= Extracted records =
⟨
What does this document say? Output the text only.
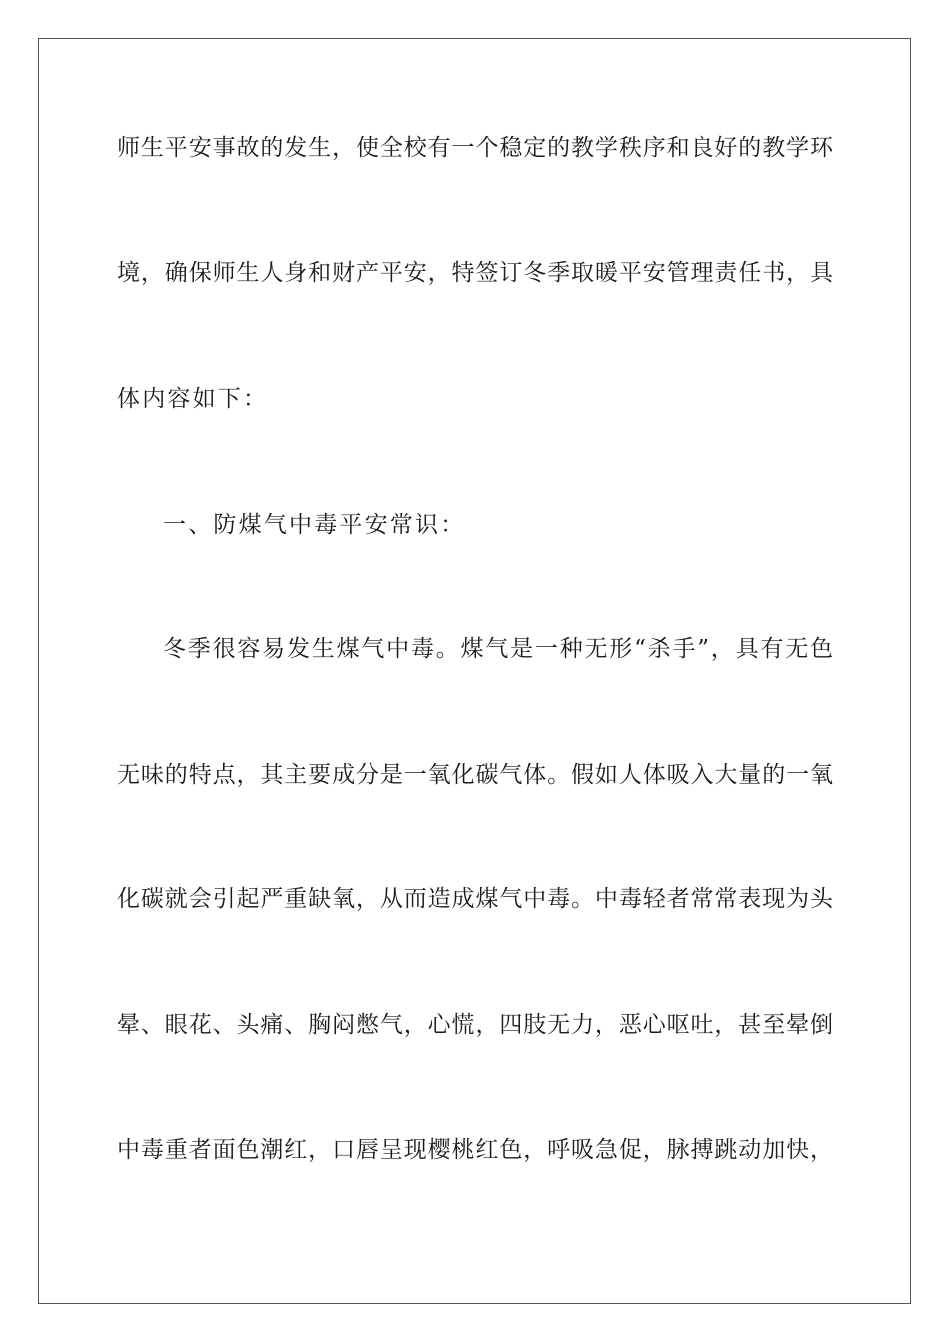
师生平安事故的发生，使全校有一个稳定的教学秩序和良好的教学环
境，确保师生人身和财产平安，特签订冬季取暖平安管理责任书，具
体内容如下：
一、防煤气中毒平安常识：
冬季很容易发生煤气中毒。煤气是一种无形“杀手”，具有无色
无味的特点，其主要成分是一氧化碳气体。假如人体吸入大量的一氧
化碳就会引起严重缺氧，从而造成煤气中毒。中毒轻者常常表现为头
晕、眼花、头痛、胸闷憋气，心慌，四肢无力，恶心呕吐，甚至晕倒
中毒重者面色潮红，口唇呈现樱桃红色，呼吸急促，脉搏跳动加快，
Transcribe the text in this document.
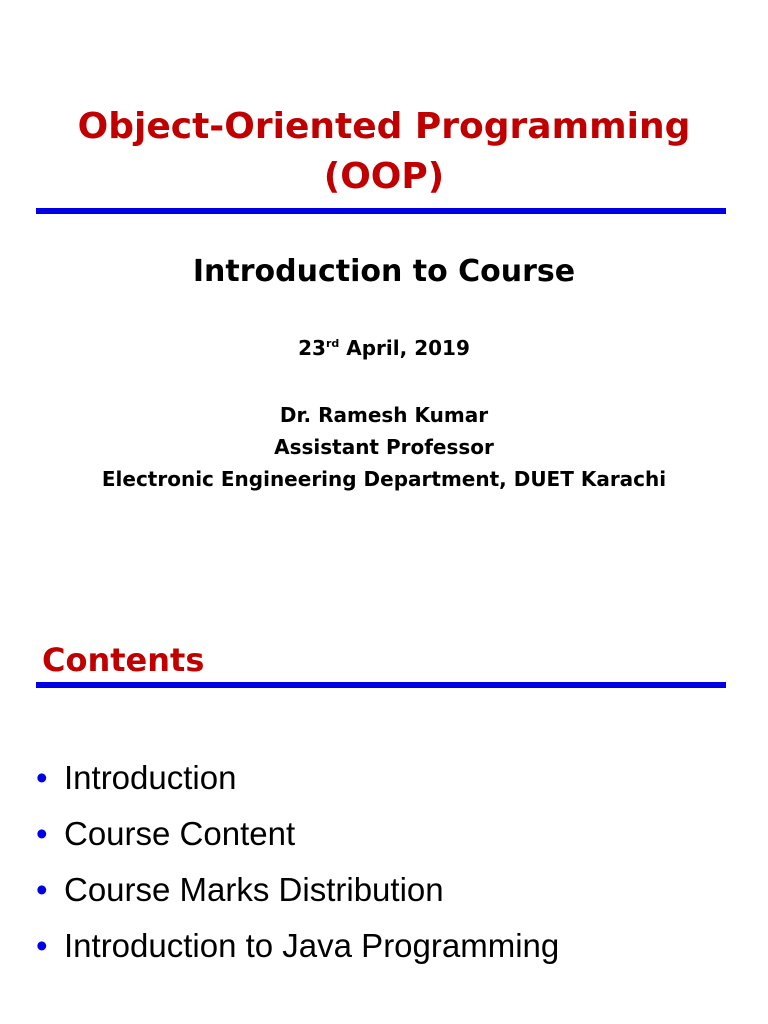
Object-Oriented Programming
(OOP)
Introduction to Course
23rd April, 2019
Dr. Ramesh Kumar
Assistant Professor
Electronic Engineering Department, DUET Karachi
Contents
• Introduction
• Course Content
• Course Marks Distribution
• Introduction to Java Programming
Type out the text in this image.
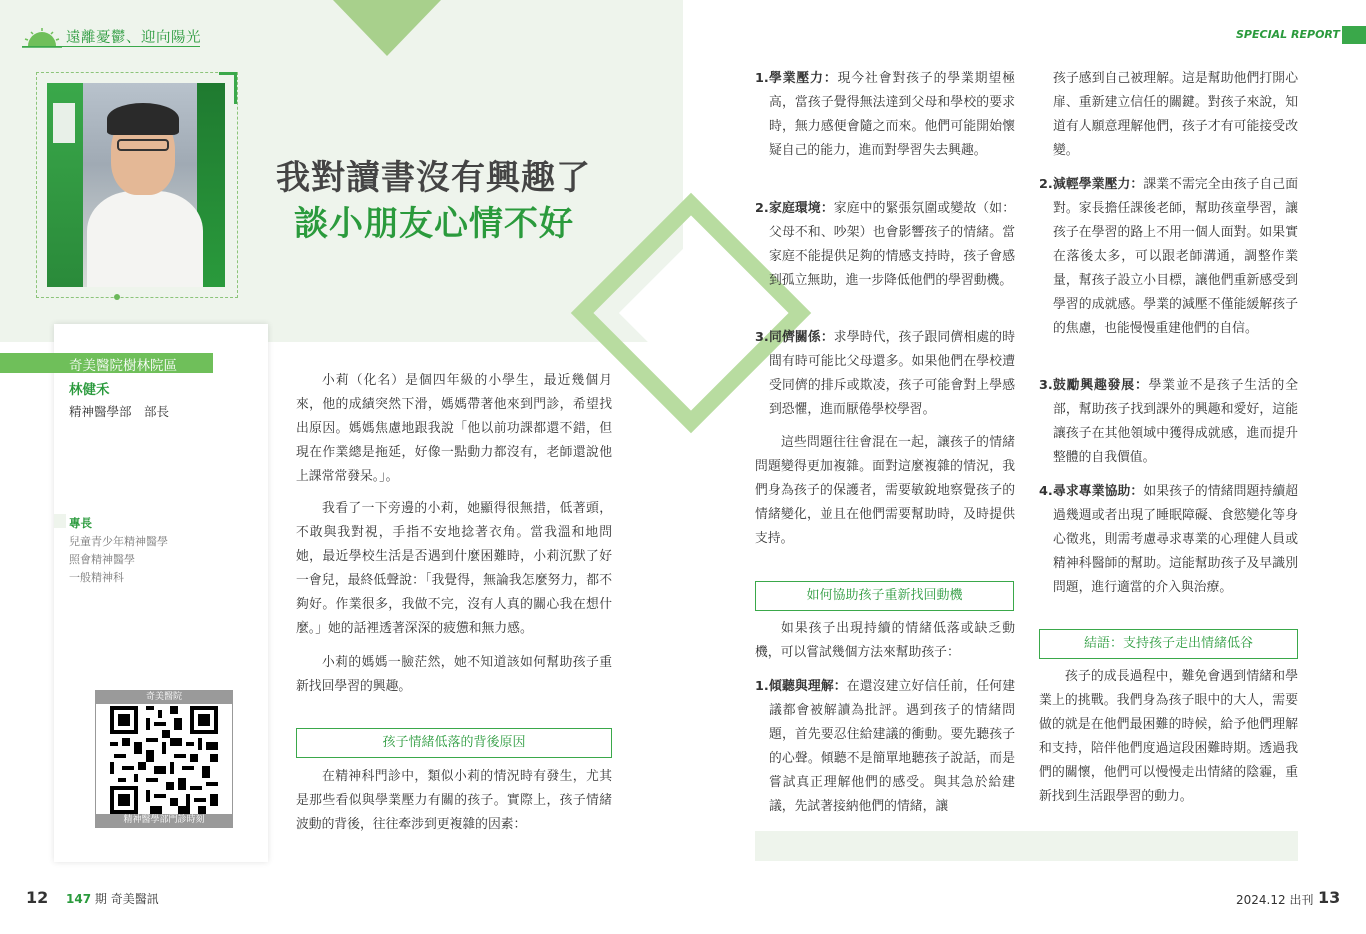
遠離憂鬱、迎向陽光
我對讀書沒有興趣了
談小朋友心情不好
奇美醫院樹林院區
林健禾
精神醫學部　部長
專長
兒童青少年精神醫學
照會精神醫學
一般精神科
奇美醫院
精神醫學部門診時刻
小莉（化名）是個四年級的小學生，最近幾個月來，他的成績突然下滑，媽媽帶著他來到門診，希望找出原因。媽媽焦慮地跟我說「他以前功課都還不錯，但現在作業總是拖延，好像一點動力都沒有，老師還說他上課常常發呆。」。
我看了一下旁邊的小莉，她顯得很無措，低著頭，不敢與我對視，手指不安地捻著衣角。當我溫和地問她，最近學校生活是否遇到什麼困難時，小莉沉默了好一會兒，最終低聲說：「我覺得，無論我怎麼努力，都不夠好。作業很多，我做不完，沒有人真的關心我在想什麼。」她的話裡透著深深的疲憊和無力感。
小莉的媽媽一臉茫然，她不知道該如何幫助孩子重新找回學習的興趣。
孩子情緒低落的背後原因
在精神科門診中，類似小莉的情況時有發生，尤其是那些看似與學業壓力有關的孩子。實際上，孩子情緒波動的背後，往往牽涉到更複雜的因素：
12 147 期 奇美醫訊
SPECIAL REPORT
1. 學業壓力：現今社會對孩子的學業期望極高，當孩子覺得無法達到父母和學校的要求時，無力感便會隨之而來。他們可能開始懷疑自己的能力，進而對學習失去興趣。
2. 家庭環境：家庭中的緊張氛圍或變故（如：父母不和、吵架）也會影響孩子的情緒。當家庭不能提供足夠的情感支持時，孩子會感到孤立無助，進一步降低他們的學習動機。
3. 同儕關係：求學時代，孩子跟同儕相處的時間有時可能比父母還多。如果他們在學校遭受同儕的排斥或欺凌，孩子可能會對上學感到恐懼，進而厭倦學校學習。
這些問題往往會混在一起，讓孩子的情緒問題變得更加複雜。面對這麼複雜的情況，我們身為孩子的保護者，需要敏銳地察覺孩子的情緒變化，並且在他們需要幫助時，及時提供支持。
如何協助孩子重新找回動機
如果孩子出現持續的情緒低落或缺乏動機，可以嘗試幾個方法來幫助孩子：
1. 傾聽與理解：在還沒建立好信任前，任何建議都會被解讀為批評。遇到孩子的情緒問題，首先要忍住給建議的衝動。要先聽孩子的心聲。傾聽不是簡單地聽孩子說話，而是嘗試真正理解他們的感受。與其急於給建議，先試著接納他們的情緒，讓
孩子感到自己被理解。這是幫助他們打開心扉、重新建立信任的關鍵。對孩子來說，知道有人願意理解他們，孩子才有可能接受改變。
2. 減輕學業壓力：課業不需完全由孩子自己面對。家長擔任課後老師，幫助孩童學習，讓孩子在學習的路上不用一個人面對。如果實在落後太多，可以跟老師溝通，調整作業量，幫孩子設立小目標，讓他們重新感受到學習的成就感。學業的減壓不僅能緩解孩子的焦慮，也能慢慢重建他們的自信。
3. 鼓勵興趣發展：學業並不是孩子生活的全部，幫助孩子找到課外的興趣和愛好，這能讓孩子在其他領域中獲得成就感，進而提升整體的自我價值。
4. 尋求專業協助：如果孩子的情緒問題持續超過幾週或者出現了睡眠障礙、食慾變化等身心徵兆，則需考慮尋求專業的心理健人員或精神科醫師的幫助。這能幫助孩子及早識別問題，進行適當的介入與治療。
結語：支持孩子走出情緒低谷
孩子的成長過程中，難免會遇到情緒和學業上的挑戰。我們身為孩子眼中的大人，需要做的就是在他們最困難的時候，給予他們理解和支持，陪伴他們度過這段困難時期。透過我們的關懷，他們可以慢慢走出情緒的陰霾，重新找到生活跟學習的動力。
2024.12 出刊 13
⟩
= Direction =
Nothing in the entries above should change when they are printed again, except that the pictures are dropped.

= The answer =
What does this document say? Output the text only.
师生平安事故的发生，使全校有一个稳定的教学秩序和良好的教学环
境，确保师生人身和财产平安，特签订冬季取暖平安管理责任书，具
体内容如下：
一、防煤气中毒平安常识：
冬季很容易发生煤气中毒。煤气是一种无形“杀手”，具有无色
无味的特点，其主要成分是一氧化碳气体。假如人体吸入大量的一氧
化碳就会引起严重缺氧，从而造成煤气中毒。中毒轻者常常表现为头
晕、眼花、头痛、胸闷憋气，心慌，四肢无力，恶心呕吐，甚至晕倒
中毒重者面色潮红，口唇呈现樱桃红色，呼吸急促，脉搏跳动加快，
Transcribe the text in this document.
Object-Oriented Programming
(OOP)
Introduction to Course
23rd April, 2019
Dr. Ramesh Kumar
Assistant Professor
Electronic Engineering Department, DUET Karachi
Contents
• Introduction
• Course Content
• Course Marks Distribution
• Introduction to Java Programming
Type out the text in this image.
遠離憂鬱、迎向陽光
我對讀書沒有興趣了
談小朋友心情不好
奇美醫院樹林院區
林健禾
精神醫學部　部長
專長
兒童青少年精神醫學
照會精神醫學
一般精神科
奇美醫院
精神醫學部門診時刻
小莉（化名）是個四年級的小學生，最近幾個月來，他的成績突然下滑，媽媽帶著他來到門診，希望找出原因。媽媽焦慮地跟我說「他以前功課都還不錯，但現在作業總是拖延，好像一點動力都沒有，老師還說他上課常常發呆。」。
我看了一下旁邊的小莉，她顯得很無措，低著頭，不敢與我對視，手指不安地捻著衣角。當我溫和地問她，最近學校生活是否遇到什麼困難時，小莉沉默了好一會兒，最終低聲說：「我覺得，無論我怎麼努力，都不夠好。作業很多，我做不完，沒有人真的關心我在想什麼。」她的話裡透著深深的疲憊和無力感。
小莉的媽媽一臉茫然，她不知道該如何幫助孩子重新找回學習的興趣。
孩子情緒低落的背後原因
在精神科門診中，類似小莉的情況時有發生，尤其是那些看似與學業壓力有關的孩子。實際上，孩子情緒波動的背後，往往牽涉到更複雜的因素：
12 147 期 奇美醫訊
SPECIAL REPORT
1. 學業壓力：現今社會對孩子的學業期望極高，當孩子覺得無法達到父母和學校的要求時，無力感便會隨之而來。他們可能開始懷疑自己的能力，進而對學習失去興趣。
2. 家庭環境：家庭中的緊張氛圍或變故（如：父母不和、吵架）也會影響孩子的情緒。當家庭不能提供足夠的情感支持時，孩子會感到孤立無助，進一步降低他們的學習動機。
3. 同儕關係：求學時代，孩子跟同儕相處的時間有時可能比父母還多。如果他們在學校遭受同儕的排斥或欺凌，孩子可能會對上學感到恐懼，進而厭倦學校學習。
這些問題往往會混在一起，讓孩子的情緒問題變得更加複雜。面對這麼複雜的情況，我們身為孩子的保護者，需要敏銳地察覺孩子的情緒變化，並且在他們需要幫助時，及時提供支持。
如何協助孩子重新找回動機
如果孩子出現持續的情緒低落或缺乏動機，可以嘗試幾個方法來幫助孩子：
1. 傾聽與理解：在還沒建立好信任前，任何建議都會被解讀為批評。遇到孩子的情緒問題，首先要忍住給建議的衝動。要先聽孩子的心聲。傾聽不是簡單地聽孩子說話，而是嘗試真正理解他們的感受。與其急於給建議，先試著接納他們的情緒，讓
孩子感到自己被理解。這是幫助他們打開心扉、重新建立信任的關鍵。對孩子來說，知道有人願意理解他們，孩子才有可能接受改變。
2. 減輕學業壓力：課業不需完全由孩子自己面對。家長擔任課後老師，幫助孩童學習，讓孩子在學習的路上不用一個人面對。如果實在落後太多，可以跟老師溝通，調整作業量，幫孩子設立小目標，讓他們重新感受到學習的成就感。學業的減壓不僅能緩解孩子的焦慮，也能慢慢重建他們的自信。
3. 鼓勵興趣發展：學業並不是孩子生活的全部，幫助孩子找到課外的興趣和愛好，這能讓孩子在其他領域中獲得成就感，進而提升整體的自我價值。
4. 尋求專業協助：如果孩子的情緒問題持續超過幾週或者出現了睡眠障礙、食慾變化等身心徵兆，則需考慮尋求專業的心理健人員或精神科醫師的幫助。這能幫助孩子及早識別問題，進行適當的介入與治療。
結語：支持孩子走出情緒低谷
孩子的成長過程中，難免會遇到情緒和學業上的挑戰。我們身為孩子眼中的大人，需要做的就是在他們最困難的時候，給予他們理解和支持，陪伴他們度過這段困難時期。透過我們的關懷，他們可以慢慢走出情緒的陰霾，重新找到生活跟學習的動力。
2024.12 出刊 13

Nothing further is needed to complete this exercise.